#### PROVIDED RECORDS:
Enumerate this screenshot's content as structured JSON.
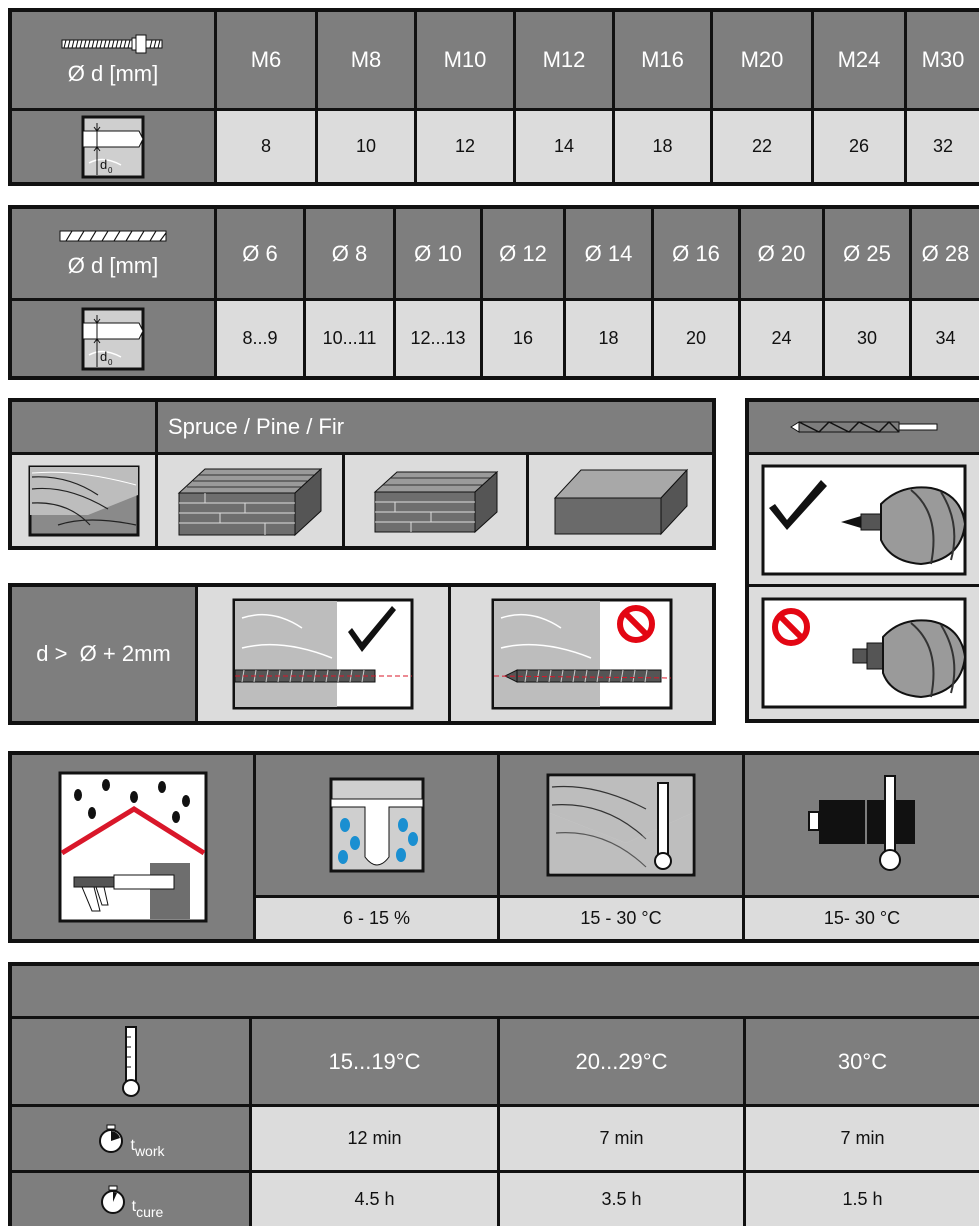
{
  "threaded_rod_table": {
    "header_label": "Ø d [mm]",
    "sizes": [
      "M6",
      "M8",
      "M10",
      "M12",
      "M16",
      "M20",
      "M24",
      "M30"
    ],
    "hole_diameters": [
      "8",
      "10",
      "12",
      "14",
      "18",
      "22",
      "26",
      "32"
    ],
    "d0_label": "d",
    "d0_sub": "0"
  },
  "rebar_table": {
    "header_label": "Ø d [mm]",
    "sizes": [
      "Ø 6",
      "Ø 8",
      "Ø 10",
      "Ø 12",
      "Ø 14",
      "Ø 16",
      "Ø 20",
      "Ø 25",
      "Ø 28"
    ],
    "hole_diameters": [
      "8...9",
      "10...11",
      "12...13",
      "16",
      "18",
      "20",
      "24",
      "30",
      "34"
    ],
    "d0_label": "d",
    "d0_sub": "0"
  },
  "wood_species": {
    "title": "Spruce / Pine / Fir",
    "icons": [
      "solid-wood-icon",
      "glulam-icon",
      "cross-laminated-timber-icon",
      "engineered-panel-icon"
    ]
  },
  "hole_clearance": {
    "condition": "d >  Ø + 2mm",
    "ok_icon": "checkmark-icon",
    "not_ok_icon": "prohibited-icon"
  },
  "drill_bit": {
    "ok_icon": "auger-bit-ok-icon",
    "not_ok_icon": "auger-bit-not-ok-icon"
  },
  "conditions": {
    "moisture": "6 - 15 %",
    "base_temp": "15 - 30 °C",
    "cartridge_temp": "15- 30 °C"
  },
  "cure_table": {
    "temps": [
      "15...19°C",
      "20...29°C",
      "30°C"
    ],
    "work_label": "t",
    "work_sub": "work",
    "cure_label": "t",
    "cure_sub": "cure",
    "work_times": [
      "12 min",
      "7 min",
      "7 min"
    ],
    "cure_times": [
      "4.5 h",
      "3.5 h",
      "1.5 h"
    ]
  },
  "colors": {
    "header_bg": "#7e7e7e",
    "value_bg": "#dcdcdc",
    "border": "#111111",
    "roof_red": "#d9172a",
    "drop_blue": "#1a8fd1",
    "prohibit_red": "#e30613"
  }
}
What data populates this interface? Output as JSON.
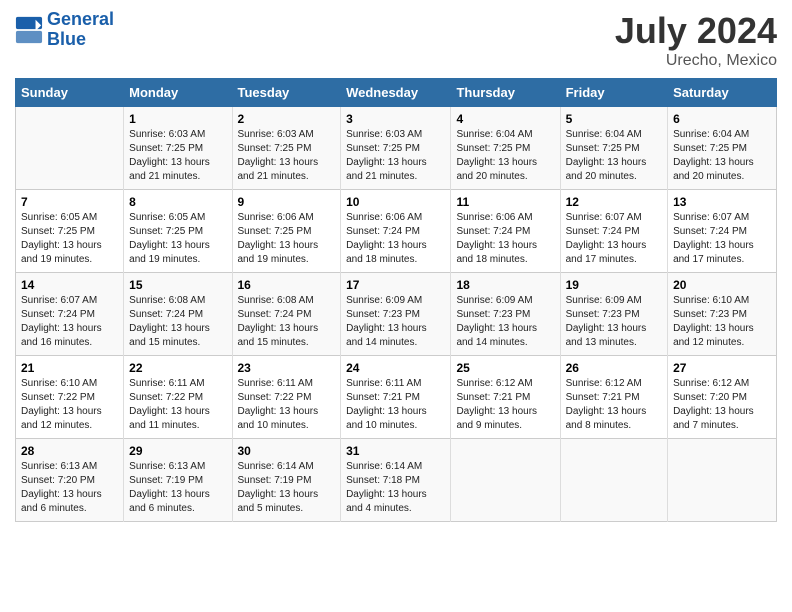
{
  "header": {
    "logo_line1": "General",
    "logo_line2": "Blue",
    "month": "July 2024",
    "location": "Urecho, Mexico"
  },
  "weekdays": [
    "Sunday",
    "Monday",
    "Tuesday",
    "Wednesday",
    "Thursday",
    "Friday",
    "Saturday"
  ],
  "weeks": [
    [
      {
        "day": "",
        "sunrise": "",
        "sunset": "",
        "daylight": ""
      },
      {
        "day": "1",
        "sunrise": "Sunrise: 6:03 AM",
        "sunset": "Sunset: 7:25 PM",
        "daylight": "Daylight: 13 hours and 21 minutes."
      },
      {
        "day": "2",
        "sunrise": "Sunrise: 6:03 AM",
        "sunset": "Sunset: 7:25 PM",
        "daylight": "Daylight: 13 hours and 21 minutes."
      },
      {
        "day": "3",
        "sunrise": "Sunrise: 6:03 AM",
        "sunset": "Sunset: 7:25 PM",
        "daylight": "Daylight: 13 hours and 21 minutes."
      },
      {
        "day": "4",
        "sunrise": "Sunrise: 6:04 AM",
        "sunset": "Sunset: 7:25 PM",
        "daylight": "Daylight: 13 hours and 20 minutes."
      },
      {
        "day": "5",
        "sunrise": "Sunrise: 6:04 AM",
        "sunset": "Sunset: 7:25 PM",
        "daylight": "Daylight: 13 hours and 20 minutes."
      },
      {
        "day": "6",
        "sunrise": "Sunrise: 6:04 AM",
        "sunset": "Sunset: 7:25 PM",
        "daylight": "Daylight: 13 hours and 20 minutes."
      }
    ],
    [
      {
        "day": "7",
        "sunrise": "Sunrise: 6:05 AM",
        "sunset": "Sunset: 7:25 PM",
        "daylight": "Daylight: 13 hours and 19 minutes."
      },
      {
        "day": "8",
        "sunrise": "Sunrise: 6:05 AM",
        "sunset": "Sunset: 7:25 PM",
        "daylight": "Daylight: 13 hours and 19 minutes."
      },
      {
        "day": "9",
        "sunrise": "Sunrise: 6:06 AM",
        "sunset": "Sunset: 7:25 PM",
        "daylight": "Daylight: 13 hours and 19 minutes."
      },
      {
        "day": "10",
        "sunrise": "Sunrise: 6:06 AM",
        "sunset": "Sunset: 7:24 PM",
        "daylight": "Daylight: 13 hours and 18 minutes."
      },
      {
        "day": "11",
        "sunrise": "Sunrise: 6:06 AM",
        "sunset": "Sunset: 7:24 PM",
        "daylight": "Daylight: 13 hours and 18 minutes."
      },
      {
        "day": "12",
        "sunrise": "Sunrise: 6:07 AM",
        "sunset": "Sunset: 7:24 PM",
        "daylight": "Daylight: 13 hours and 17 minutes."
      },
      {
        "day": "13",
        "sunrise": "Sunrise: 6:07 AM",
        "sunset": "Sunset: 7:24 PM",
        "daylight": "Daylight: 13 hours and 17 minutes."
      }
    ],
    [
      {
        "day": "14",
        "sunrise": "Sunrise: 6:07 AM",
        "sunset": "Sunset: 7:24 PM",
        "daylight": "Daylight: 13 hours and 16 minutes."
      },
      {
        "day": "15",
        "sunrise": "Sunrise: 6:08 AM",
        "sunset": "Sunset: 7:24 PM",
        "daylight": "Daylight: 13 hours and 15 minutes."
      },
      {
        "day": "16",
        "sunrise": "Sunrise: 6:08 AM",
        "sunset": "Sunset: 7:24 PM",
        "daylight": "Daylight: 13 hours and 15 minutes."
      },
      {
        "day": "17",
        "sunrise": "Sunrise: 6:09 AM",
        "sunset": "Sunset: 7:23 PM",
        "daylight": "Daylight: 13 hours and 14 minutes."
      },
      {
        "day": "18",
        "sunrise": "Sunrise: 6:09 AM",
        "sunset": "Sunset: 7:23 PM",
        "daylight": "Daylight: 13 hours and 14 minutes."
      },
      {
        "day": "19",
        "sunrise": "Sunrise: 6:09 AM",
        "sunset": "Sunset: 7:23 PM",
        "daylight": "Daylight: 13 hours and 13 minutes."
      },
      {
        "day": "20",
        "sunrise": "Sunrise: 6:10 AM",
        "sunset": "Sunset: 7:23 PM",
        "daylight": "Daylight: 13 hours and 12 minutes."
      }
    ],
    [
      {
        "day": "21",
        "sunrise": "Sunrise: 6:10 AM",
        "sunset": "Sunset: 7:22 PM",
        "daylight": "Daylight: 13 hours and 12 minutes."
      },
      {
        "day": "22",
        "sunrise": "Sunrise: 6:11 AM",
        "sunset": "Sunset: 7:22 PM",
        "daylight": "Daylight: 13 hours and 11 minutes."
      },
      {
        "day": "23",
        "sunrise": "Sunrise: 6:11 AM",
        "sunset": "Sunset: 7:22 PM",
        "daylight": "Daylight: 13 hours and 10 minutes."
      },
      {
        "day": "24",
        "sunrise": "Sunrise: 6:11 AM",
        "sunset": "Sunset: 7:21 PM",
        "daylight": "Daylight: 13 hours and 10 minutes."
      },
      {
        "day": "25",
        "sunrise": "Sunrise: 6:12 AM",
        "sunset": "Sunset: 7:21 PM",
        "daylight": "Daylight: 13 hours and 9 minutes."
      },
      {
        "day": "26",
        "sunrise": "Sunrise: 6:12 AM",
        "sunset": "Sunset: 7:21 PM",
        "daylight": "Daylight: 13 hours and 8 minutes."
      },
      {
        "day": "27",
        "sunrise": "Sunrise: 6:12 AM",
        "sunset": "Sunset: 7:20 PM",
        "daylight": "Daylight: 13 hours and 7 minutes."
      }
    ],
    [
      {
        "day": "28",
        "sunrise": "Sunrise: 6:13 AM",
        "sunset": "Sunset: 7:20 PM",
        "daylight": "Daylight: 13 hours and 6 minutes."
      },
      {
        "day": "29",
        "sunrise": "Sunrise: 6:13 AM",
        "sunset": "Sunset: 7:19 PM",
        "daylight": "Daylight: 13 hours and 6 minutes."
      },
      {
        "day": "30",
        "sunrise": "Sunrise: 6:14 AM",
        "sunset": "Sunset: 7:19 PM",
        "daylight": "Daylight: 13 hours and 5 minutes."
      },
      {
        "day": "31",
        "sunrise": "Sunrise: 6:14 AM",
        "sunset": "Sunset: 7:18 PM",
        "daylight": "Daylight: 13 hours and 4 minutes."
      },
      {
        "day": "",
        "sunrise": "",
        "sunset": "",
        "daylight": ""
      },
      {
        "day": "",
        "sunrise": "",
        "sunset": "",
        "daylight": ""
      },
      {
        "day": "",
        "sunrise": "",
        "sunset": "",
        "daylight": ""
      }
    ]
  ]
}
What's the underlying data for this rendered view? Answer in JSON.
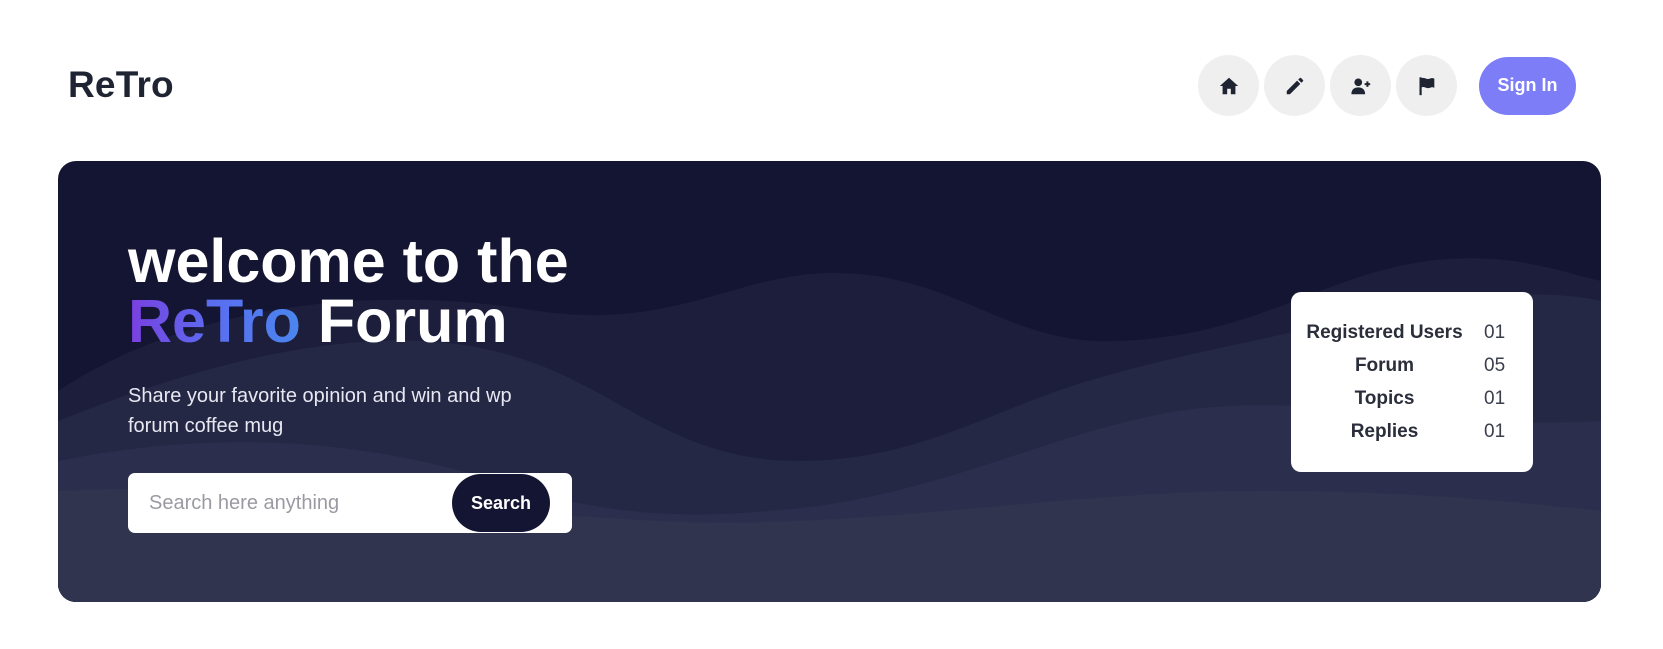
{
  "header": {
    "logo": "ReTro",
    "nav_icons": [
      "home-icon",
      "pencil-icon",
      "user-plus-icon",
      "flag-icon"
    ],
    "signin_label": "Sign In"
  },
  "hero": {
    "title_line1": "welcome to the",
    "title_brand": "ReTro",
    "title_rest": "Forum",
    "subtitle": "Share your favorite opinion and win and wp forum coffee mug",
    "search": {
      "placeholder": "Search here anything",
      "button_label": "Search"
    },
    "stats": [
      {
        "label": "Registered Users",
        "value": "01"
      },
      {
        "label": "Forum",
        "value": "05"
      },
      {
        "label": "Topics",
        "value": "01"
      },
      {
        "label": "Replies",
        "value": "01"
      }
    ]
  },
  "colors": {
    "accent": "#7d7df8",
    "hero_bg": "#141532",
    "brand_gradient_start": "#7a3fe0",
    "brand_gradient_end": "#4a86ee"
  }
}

#### WRITTEN REQUEST:
The records are above. How many lines in them contain the word "JSON"? Give the number alone.

#### RESPONSE TO THE TASK:
3